* [Goal]:
Quote, verbatim, all material below, without pictures.

━━━ Stored rows ━━━

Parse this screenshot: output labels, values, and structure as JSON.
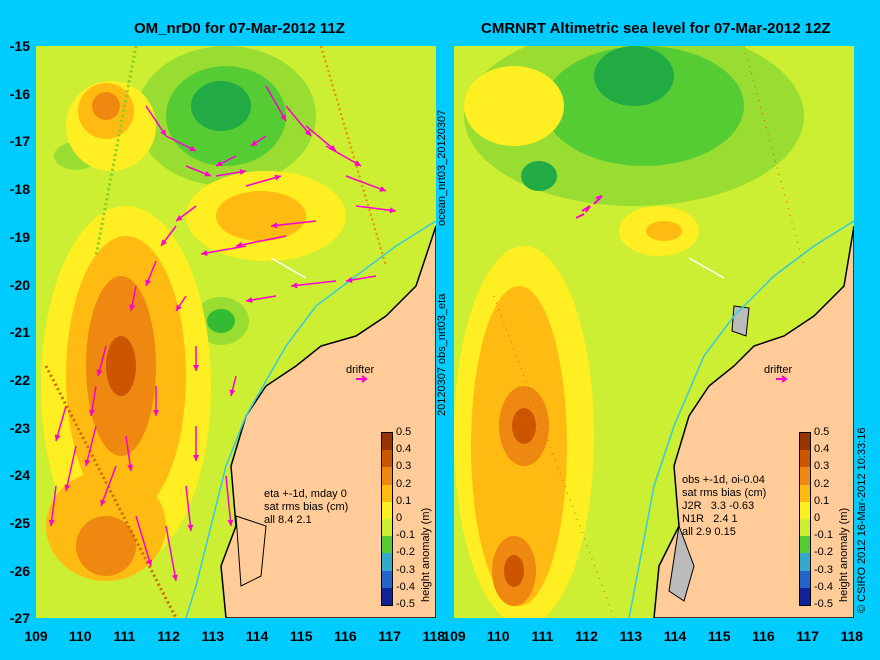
{
  "left_panel": {
    "title": "OM_nrD0 for 07-Mar-2012 11Z",
    "side_label": "ocean_nrt03_20120307",
    "note_lines": [
      "eta +-1d, mday 0",
      "sat rms bias (cm)",
      "all 8.4 2.1"
    ],
    "drifter_label": "drifter"
  },
  "right_panel": {
    "title": "CMRNRT Altimetric sea level  for 07-Mar-2012 12Z",
    "side_label": "20120307 obs_nrt03_eta",
    "note_lines": [
      "obs +-1d, oi-0.04",
      "sat rms bias (cm)",
      "J2R   3.3 -0.63",
      "N1R   2.4 1",
      "all 2.9 0.15"
    ],
    "drifter_label": "drifter",
    "credit": "© CSIRO 2012  16-Mar-2012 10:33:16"
  },
  "colorbar": {
    "label": "height anomaly (m)",
    "ticks": [
      "0.5",
      "0.4",
      "0.3",
      "0.2",
      "0.1",
      "0",
      "-0.1",
      "-0.2",
      "-0.3",
      "-0.4",
      "-0.5"
    ]
  },
  "axes": {
    "y_ticks": [
      "-15",
      "-16",
      "-17",
      "-18",
      "-19",
      "-20",
      "-21",
      "-22",
      "-23",
      "-24",
      "-25",
      "-26",
      "-27"
    ],
    "left_x_ticks": [
      "109",
      "110",
      "111",
      "112",
      "113",
      "114",
      "115",
      "116",
      "117",
      "118"
    ],
    "right_x_ticks": [
      "109",
      "110",
      "111",
      "112",
      "113",
      "114",
      "115",
      "116",
      "117",
      "118"
    ]
  },
  "colors": {
    "background": "#00ccff",
    "land": "#ffcc99",
    "sea_base": "#ccee33",
    "high_anomaly": "#cc5500",
    "low_anomaly": "#00aa33",
    "velocity_arrows": "#ff00cc",
    "coastline": "#000000"
  }
}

━━━

* [Answer for this exercise]:
Parse this screenshot: output labels, values, and structure as JSON.
{
  "left_panel": {
    "title": "OM_nrD0 for 07-Mar-2012 11Z",
    "side_label": "ocean_nrt03_20120307",
    "note_lines": [
      "eta +-1d, mday 0",
      "sat rms bias (cm)",
      "all 8.4 2.1"
    ],
    "drifter_label": "drifter"
  },
  "right_panel": {
    "title": "CMRNRT Altimetric sea level  for 07-Mar-2012 12Z",
    "side_label": "20120307 obs_nrt03_eta",
    "note_lines": [
      "obs +-1d, oi-0.04",
      "sat rms bias (cm)",
      "J2R   3.3 -0.63",
      "N1R   2.4 1",
      "all 2.9 0.15"
    ],
    "drifter_label": "drifter",
    "credit": "© CSIRO 2012  16-Mar-2012 10:33:16"
  },
  "colorbar": {
    "label": "height anomaly (m)",
    "ticks": [
      "0.5",
      "0.4",
      "0.3",
      "0.2",
      "0.1",
      "0",
      "-0.1",
      "-0.2",
      "-0.3",
      "-0.4",
      "-0.5"
    ]
  },
  "axes": {
    "y_ticks": [
      "-15",
      "-16",
      "-17",
      "-18",
      "-19",
      "-20",
      "-21",
      "-22",
      "-23",
      "-24",
      "-25",
      "-26",
      "-27"
    ],
    "left_x_ticks": [
      "109",
      "110",
      "111",
      "112",
      "113",
      "114",
      "115",
      "116",
      "117",
      "118"
    ],
    "right_x_ticks": [
      "109",
      "110",
      "111",
      "112",
      "113",
      "114",
      "115",
      "116",
      "117",
      "118"
    ]
  },
  "colors": {
    "background": "#00ccff",
    "land": "#ffcc99",
    "sea_base": "#ccee33",
    "high_anomaly": "#cc5500",
    "low_anomaly": "#00aa33",
    "velocity_arrows": "#ff00cc",
    "coastline": "#000000"
  }
}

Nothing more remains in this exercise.